* _提供テキスト_
最近、相場の話はあまりブログに書かないようになりましたが、相場がらみのキーワードで検索して飛んでくる方々が増えています。それも株式関係。
わかるような気がします。最近の株式の値上がりを見ると、やっぱり株でもやらないと・・・って思う人が増えているんでしょうね。でも株式関連で私のブログに飛んでくるような調べ方をしている方々って、多分、超初心者だと想像しています。今までの相場がらみで飛んでくる方々とは検索キーワードが違いますから。
ネットのニュースを見ていても、こういう市場の動きがあると「株式投資をしないと損」みたいなのが増えるんですね。

* _提供資料_
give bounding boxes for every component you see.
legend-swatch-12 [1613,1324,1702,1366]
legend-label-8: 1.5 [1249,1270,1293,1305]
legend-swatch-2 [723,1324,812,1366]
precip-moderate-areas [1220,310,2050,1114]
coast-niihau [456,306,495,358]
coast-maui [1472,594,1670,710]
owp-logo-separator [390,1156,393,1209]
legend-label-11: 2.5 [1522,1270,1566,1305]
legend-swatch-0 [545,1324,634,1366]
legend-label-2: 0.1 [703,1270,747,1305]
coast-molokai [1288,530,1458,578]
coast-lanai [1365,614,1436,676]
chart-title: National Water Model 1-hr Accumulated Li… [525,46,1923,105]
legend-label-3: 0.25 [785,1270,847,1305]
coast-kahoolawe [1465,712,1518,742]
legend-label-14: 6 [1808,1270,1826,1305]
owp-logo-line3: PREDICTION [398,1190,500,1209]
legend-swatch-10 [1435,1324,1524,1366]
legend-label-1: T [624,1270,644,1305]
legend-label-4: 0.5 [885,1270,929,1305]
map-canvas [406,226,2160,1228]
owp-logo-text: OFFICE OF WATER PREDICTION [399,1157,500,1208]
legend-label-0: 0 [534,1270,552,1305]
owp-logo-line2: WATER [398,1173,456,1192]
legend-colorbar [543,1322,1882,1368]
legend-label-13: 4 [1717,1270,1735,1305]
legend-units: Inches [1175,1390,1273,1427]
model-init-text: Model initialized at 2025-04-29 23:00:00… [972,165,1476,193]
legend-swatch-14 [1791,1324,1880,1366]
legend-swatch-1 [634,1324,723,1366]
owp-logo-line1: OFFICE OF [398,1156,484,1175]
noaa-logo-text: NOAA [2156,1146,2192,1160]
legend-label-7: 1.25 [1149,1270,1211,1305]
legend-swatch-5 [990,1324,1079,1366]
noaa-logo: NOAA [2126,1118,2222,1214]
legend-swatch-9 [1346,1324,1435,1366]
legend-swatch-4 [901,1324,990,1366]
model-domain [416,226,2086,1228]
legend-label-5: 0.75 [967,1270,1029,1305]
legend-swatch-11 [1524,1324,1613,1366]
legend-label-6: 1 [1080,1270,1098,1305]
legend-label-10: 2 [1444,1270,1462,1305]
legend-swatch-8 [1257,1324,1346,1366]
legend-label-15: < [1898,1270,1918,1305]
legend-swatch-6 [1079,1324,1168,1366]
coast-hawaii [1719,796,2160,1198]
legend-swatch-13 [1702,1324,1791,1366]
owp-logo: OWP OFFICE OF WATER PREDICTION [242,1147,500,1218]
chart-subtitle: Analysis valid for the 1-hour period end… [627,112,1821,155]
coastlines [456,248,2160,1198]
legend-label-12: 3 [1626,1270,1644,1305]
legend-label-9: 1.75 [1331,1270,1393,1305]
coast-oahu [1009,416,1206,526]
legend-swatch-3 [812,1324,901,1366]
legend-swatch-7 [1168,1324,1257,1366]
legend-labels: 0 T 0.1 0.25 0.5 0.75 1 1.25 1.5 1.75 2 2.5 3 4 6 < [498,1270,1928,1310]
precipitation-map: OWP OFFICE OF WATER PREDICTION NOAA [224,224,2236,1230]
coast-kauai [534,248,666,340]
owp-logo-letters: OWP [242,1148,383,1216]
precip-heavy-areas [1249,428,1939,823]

* _課題の指示 1_
株式投資についてのブログ記事で、株式関連の検索で訪れる人たちを、書き手はどんな人だと想像しているか。
* _課題の指示 2_
株式投資についてのブログ記事の「最近、相場の話はあまりブログ」から「みたいなのが増えるんですね。」までを、その語句も含めて一字一句そのまま書き写す。
* _課題の指示 3_
株式投資についてのブログ記事の最後の文の後から、続きを書いてください。

* _解答 1_
多分、超初心者だと想像している。

* _解答 2_
最近、相場の話はあまりブログに書かないようになりましたが、相場がらみのキーワードで検索して飛んでくる方々が増えています。それも株式関係。
わかるような気がします。最近の株式の値上がりを見ると、やっぱり株でもやらないと・・・って思う人が増えているんでしょうね。でも株式関連で私のブログに飛んでくるような調べ方をしている方々って、多分、超初心者だと想像しています。今までの相場がらみで飛んでくる方々とは検索キーワードが違いますから。
ネットのニュースを見ていても、こういう市場の動きがあると「株式投資をしないと損」みたいなのが増えるんですね。

* _解答 3_
今日も早速こんなのが目に付きました。ヤフーから飛んだのですが
年収300万、40代で2億貯めた男の通調履歴 ← クリック
20代の頃に100万円貯めて株式投資を始め、会社を自己の都合で退職した後には貯金も無く、株で生活。でもそれじゃ生活の安定は考えられないので清掃員の仕事に就き年収300万円。自分の時間は十分あるので株式投資に没頭し、今では資産2億円。ではどうやって利益を出したのかといえば、小泉さんの郵政選挙、また民主党野田政権が衆院解散をした1週間後には資産1億円。そしてその後のアベノミクスで今に至ると。株式の選び方は四季報やニュースなどではなくて、身の回りの生活の中で見える企業の姿から伸びる会社をピックアップし、それから詳細を調べるというやり方。随分簡単で、これなら誰にでも出来そうです。(笑)
こういう話や「30代の女性が株式投資で資産1億円」とか、その手の話が増えるんですね。これは書籍も同じで、昔からそうですが、株式市況が活発になってくると本屋の株式投資関連の書籍がドッと増える。当然、需要があるからそういうことになるんでしょうし、このブログに株式投資関連で飛んでくる人が増えるのも同じ理由なのでしょう。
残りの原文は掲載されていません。